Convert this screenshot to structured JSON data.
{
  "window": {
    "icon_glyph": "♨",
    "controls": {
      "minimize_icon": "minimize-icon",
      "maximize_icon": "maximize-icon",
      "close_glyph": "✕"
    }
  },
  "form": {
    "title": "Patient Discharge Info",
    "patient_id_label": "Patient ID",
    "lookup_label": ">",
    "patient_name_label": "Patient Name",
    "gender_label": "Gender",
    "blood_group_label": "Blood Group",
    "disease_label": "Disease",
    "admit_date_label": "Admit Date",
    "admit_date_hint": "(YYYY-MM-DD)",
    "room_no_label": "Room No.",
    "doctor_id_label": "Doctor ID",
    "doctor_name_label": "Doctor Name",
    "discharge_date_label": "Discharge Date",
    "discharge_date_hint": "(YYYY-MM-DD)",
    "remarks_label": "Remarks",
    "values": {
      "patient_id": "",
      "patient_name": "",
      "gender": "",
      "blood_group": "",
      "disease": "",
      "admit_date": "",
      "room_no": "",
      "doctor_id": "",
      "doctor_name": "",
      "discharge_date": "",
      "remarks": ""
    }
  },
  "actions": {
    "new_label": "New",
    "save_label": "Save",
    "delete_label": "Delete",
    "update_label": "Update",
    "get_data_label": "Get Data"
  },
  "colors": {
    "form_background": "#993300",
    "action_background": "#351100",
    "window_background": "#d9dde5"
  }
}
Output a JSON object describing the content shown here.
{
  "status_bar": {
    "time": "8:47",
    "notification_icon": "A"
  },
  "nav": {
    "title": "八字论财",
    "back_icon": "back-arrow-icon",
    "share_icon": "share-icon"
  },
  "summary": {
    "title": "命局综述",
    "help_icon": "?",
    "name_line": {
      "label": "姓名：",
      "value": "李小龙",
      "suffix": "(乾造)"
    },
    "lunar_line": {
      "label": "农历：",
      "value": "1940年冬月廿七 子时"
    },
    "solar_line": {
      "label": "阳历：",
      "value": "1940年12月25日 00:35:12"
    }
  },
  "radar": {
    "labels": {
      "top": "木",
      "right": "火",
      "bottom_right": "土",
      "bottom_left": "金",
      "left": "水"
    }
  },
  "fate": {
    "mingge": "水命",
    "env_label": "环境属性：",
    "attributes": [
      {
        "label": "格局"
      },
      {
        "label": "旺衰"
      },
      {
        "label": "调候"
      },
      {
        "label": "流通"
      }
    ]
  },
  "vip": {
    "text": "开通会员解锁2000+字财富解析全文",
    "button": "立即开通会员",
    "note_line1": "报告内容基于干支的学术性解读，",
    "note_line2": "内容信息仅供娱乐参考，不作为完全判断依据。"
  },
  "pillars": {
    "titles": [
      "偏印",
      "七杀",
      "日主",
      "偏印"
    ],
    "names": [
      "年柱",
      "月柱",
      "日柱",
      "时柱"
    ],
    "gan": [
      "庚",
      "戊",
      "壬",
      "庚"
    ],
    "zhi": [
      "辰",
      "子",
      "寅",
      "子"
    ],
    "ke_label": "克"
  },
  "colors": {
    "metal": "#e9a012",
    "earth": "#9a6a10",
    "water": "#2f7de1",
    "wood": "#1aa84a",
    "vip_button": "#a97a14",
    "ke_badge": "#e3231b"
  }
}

* * * *

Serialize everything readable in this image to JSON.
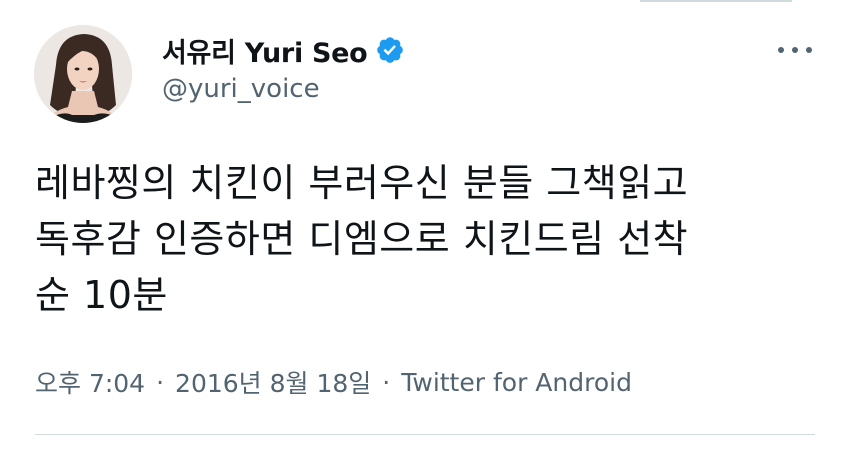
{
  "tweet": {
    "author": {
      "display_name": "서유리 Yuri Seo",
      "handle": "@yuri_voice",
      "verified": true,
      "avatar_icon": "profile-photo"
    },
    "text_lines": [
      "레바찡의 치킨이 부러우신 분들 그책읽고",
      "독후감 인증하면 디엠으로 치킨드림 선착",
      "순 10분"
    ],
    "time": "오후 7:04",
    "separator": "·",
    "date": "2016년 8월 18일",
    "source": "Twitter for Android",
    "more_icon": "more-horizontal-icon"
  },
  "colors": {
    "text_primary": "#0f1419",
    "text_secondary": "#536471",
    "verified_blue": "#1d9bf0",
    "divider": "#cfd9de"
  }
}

* * * *

### THE TASK
Return every line in the listing that contains the word "YYYY".

### ANSWER TO THE TASK
    "admit_date_hint": "(YYYY-MM-DD)",
    "discharge_date_hint": "(YYYY-MM-DD)",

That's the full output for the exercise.